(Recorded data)

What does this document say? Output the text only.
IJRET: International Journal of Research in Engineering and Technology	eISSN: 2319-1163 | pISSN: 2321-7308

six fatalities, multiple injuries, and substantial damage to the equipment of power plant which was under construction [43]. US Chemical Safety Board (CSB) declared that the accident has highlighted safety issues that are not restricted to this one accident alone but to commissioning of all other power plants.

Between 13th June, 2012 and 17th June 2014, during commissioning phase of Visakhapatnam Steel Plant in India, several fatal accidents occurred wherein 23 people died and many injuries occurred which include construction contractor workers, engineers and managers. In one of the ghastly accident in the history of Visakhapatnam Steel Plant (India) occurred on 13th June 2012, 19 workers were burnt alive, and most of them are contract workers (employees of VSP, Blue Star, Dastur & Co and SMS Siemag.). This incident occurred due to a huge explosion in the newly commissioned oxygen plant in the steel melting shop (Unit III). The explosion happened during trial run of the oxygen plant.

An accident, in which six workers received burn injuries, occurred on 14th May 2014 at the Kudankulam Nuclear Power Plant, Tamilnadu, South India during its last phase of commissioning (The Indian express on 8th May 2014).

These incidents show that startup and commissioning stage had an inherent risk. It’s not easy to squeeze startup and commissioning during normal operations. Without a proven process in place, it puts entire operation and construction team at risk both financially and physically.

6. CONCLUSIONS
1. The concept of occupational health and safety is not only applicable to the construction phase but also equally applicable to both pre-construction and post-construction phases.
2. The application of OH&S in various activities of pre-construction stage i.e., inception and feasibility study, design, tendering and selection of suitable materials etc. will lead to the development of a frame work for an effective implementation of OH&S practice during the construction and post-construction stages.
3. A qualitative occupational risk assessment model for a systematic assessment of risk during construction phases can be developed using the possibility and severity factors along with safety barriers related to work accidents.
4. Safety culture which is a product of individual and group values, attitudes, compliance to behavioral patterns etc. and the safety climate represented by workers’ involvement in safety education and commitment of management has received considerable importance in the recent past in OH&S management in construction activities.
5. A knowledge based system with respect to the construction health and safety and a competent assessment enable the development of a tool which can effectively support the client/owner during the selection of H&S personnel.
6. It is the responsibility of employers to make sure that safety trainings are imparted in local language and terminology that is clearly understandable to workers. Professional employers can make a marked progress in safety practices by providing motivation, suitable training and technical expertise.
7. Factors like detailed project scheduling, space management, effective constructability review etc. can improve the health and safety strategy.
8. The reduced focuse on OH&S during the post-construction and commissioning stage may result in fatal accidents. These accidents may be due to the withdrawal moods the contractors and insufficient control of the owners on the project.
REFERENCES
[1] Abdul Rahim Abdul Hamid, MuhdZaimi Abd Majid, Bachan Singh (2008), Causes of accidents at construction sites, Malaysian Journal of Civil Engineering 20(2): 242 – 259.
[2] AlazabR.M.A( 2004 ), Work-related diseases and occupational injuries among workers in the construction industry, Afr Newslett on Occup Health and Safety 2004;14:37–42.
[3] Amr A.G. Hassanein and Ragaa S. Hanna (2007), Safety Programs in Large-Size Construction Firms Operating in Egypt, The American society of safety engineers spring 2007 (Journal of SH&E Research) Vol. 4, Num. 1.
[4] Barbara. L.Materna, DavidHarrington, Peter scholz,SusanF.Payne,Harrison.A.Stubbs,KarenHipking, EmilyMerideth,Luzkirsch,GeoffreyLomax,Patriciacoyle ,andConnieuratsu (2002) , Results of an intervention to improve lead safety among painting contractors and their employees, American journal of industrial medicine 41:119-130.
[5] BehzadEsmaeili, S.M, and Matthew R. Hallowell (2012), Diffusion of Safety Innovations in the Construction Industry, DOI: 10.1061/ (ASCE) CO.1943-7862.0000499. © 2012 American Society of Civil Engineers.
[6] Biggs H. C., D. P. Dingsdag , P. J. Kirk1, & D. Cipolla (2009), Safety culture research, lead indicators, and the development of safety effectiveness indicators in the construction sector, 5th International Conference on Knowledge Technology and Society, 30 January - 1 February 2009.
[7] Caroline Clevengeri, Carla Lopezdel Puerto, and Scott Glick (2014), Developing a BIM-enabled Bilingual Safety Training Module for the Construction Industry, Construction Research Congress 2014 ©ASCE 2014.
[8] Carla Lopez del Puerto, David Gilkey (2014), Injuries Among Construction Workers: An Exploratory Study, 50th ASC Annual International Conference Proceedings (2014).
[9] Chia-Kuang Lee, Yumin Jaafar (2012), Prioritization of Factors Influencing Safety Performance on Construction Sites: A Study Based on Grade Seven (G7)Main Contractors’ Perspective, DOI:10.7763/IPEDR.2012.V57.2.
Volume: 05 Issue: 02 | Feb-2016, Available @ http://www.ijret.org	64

**Problem requirements:** Determine the number of lines containing "Engineering". Write only that number.

**Answer for the task:** 2